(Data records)

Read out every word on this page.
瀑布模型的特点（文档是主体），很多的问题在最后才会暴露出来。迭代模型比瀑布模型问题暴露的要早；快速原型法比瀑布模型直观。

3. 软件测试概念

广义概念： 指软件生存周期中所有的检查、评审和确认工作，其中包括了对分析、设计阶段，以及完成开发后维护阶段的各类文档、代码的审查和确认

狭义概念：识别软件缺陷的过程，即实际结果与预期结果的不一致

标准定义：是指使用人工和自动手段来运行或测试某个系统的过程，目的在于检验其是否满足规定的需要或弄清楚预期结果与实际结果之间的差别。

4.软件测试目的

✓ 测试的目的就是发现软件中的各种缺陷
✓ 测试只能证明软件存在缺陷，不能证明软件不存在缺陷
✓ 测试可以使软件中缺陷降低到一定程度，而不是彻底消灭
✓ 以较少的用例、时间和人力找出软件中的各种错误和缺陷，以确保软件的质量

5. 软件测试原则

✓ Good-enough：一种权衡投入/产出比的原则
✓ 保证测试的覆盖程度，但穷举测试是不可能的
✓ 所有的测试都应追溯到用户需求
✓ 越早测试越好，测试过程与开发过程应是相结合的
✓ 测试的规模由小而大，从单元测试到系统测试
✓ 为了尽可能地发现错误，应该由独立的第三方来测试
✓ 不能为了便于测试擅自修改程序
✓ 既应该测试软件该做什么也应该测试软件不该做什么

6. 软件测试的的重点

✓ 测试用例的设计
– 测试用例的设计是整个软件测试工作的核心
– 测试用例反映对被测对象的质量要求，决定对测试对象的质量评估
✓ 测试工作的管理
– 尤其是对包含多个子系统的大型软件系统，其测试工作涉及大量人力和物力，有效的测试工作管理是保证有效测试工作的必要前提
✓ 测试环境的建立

* _Exercise_: Reproduce the entire listing word for word.

* _Reply to the exercise_:
Read out every word on this page.
瀑布模型的特点（文档是主体），很多的问题在最后才会暴露出来。迭代模型比瀑布模型问题暴露的要早；快速原型法比瀑布模型直观。

3. 软件测试概念

广义概念： 指软件生存周期中所有的检查、评审和确认工作，其中包括了对分析、设计阶段，以及完成开发后维护阶段的各类文档、代码的审查和确认

狭义概念：识别软件缺陷的过程，即实际结果与预期结果的不一致

标准定义：是指使用人工和自动手段来运行或测试某个系统的过程，目的在于检验其是否满足规定的需要或弄清楚预期结果与实际结果之间的差别。

4.软件测试目的

✓ 测试的目的就是发现软件中的各种缺陷
✓ 测试只能证明软件存在缺陷，不能证明软件不存在缺陷
✓ 测试可以使软件中缺陷降低到一定程度，而不是彻底消灭
✓ 以较少的用例、时间和人力找出软件中的各种错误和缺陷，以确保软件的质量

5. 软件测试原则

✓ Good-enough：一种权衡投入/产出比的原则
✓ 保证测试的覆盖程度，但穷举测试是不可能的
✓ 所有的测试都应追溯到用户需求
✓ 越早测试越好，测试过程与开发过程应是相结合的
✓ 测试的规模由小而大，从单元测试到系统测试
✓ 为了尽可能地发现错误，应该由独立的第三方来测试
✓ 不能为了便于测试擅自修改程序
✓ 既应该测试软件该做什么也应该测试软件不该做什么

6. 软件测试的的重点

✓ 测试用例的设计
– 测试用例的设计是整个软件测试工作的核心
– 测试用例反映对被测对象的质量要求，决定对测试对象的质量评估
✓ 测试工作的管理
– 尤其是对包含多个子系统的大型软件系统，其测试工作涉及大量人力和物力，有效的测试工作管理是保证有效测试工作的必要前提
✓ 测试环境的建立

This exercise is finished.